* _Objective_: Across all the lines below, how many contain the string "بالنسبة"? Please reply with the number only.

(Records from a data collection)
+ + + + +
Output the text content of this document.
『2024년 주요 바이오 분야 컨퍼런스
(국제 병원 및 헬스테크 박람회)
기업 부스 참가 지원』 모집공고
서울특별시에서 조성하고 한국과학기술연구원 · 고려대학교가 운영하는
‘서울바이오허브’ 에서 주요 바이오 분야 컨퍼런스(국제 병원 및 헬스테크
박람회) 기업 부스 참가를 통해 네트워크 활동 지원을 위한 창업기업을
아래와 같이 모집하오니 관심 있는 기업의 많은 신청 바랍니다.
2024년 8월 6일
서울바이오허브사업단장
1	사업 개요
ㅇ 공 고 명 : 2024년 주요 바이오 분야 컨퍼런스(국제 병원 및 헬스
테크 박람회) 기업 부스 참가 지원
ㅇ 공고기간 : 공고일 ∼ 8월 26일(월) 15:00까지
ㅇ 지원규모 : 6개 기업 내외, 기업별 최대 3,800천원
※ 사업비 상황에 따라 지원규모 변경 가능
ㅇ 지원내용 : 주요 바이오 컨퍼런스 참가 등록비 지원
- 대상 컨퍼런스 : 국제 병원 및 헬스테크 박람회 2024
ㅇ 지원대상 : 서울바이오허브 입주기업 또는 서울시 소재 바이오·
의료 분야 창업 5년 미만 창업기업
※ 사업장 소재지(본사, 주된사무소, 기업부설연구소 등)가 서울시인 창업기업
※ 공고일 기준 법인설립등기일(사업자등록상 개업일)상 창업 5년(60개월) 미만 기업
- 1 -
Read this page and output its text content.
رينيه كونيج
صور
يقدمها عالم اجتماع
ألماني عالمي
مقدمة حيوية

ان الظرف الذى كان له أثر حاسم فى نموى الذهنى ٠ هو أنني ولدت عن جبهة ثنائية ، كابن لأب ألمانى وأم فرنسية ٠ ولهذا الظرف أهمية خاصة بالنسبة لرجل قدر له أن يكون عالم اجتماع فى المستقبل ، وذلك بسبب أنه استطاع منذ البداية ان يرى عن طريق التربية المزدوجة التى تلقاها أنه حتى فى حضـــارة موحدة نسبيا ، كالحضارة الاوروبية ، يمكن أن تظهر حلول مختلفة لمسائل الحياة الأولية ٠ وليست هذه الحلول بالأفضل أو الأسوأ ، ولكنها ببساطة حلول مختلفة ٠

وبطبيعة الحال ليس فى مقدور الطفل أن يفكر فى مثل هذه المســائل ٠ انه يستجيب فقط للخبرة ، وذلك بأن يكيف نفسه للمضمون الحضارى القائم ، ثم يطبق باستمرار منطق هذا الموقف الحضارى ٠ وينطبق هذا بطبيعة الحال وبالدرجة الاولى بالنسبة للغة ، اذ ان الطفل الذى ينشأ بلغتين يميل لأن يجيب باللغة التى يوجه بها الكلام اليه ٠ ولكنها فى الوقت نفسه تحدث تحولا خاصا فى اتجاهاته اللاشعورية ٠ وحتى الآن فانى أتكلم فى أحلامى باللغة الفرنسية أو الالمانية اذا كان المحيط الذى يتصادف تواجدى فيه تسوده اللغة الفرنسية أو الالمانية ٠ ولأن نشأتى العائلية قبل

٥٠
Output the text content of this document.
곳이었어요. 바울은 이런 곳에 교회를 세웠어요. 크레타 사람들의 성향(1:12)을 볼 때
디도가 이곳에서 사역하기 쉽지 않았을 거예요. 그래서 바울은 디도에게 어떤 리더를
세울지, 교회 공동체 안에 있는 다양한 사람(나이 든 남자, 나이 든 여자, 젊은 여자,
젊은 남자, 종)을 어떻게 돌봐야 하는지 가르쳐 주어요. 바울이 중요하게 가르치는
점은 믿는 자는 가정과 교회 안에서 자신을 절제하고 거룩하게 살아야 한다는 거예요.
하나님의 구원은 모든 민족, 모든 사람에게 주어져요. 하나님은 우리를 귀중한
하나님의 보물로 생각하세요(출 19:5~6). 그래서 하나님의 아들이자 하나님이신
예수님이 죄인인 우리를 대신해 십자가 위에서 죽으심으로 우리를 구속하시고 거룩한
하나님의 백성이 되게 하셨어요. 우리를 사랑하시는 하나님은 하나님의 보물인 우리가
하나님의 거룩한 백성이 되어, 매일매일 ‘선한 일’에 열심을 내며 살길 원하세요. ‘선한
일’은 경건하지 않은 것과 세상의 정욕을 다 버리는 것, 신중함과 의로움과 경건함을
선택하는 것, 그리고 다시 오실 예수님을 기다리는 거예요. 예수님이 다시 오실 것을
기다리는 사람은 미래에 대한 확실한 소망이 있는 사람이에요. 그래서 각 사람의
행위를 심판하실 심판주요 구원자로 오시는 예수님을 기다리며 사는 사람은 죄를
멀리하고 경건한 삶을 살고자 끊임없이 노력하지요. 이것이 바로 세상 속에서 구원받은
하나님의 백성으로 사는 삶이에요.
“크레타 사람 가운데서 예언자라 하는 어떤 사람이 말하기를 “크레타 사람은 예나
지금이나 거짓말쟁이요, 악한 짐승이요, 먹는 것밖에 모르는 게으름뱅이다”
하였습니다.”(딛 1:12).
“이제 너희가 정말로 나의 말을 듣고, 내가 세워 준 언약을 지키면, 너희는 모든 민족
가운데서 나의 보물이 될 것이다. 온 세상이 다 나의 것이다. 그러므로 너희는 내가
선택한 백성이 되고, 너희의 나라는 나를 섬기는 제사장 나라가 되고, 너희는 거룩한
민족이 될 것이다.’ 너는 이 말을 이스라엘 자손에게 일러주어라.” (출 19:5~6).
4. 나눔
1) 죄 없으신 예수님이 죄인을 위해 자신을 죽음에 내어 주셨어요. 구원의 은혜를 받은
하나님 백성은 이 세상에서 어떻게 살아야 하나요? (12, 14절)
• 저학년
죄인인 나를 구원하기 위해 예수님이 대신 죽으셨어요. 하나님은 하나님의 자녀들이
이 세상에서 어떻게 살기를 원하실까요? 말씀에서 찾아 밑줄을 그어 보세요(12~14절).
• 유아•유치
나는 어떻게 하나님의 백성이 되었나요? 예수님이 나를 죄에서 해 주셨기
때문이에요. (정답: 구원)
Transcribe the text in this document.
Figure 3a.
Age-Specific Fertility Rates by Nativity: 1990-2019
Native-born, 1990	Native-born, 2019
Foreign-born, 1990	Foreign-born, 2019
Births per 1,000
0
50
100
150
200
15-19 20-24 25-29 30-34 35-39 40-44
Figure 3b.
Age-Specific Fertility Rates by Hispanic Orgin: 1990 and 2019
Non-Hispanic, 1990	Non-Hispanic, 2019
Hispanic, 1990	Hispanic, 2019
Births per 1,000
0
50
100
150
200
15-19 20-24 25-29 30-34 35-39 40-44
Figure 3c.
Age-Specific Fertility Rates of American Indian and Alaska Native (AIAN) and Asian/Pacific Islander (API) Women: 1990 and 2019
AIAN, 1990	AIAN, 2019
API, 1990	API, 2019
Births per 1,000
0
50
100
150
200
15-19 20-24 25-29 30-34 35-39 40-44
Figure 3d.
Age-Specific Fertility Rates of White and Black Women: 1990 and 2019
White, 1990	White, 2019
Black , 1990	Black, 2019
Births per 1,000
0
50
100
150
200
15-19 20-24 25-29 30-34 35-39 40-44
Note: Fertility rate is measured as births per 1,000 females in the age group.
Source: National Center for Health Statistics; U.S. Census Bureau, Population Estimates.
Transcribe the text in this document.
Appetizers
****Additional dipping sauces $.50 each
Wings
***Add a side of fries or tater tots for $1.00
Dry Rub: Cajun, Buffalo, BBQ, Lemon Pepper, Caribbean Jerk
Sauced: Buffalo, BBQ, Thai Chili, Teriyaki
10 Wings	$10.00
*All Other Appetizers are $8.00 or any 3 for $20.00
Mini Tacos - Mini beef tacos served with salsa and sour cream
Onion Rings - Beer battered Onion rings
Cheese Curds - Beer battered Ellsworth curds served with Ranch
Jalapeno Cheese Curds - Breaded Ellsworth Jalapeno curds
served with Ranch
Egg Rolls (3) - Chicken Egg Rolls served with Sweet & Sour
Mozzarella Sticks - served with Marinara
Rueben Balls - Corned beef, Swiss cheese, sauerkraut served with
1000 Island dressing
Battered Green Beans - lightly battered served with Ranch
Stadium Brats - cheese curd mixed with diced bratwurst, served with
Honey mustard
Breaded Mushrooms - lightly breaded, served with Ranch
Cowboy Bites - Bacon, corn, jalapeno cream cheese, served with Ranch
+ + + + +
* _Solved exercise_: 2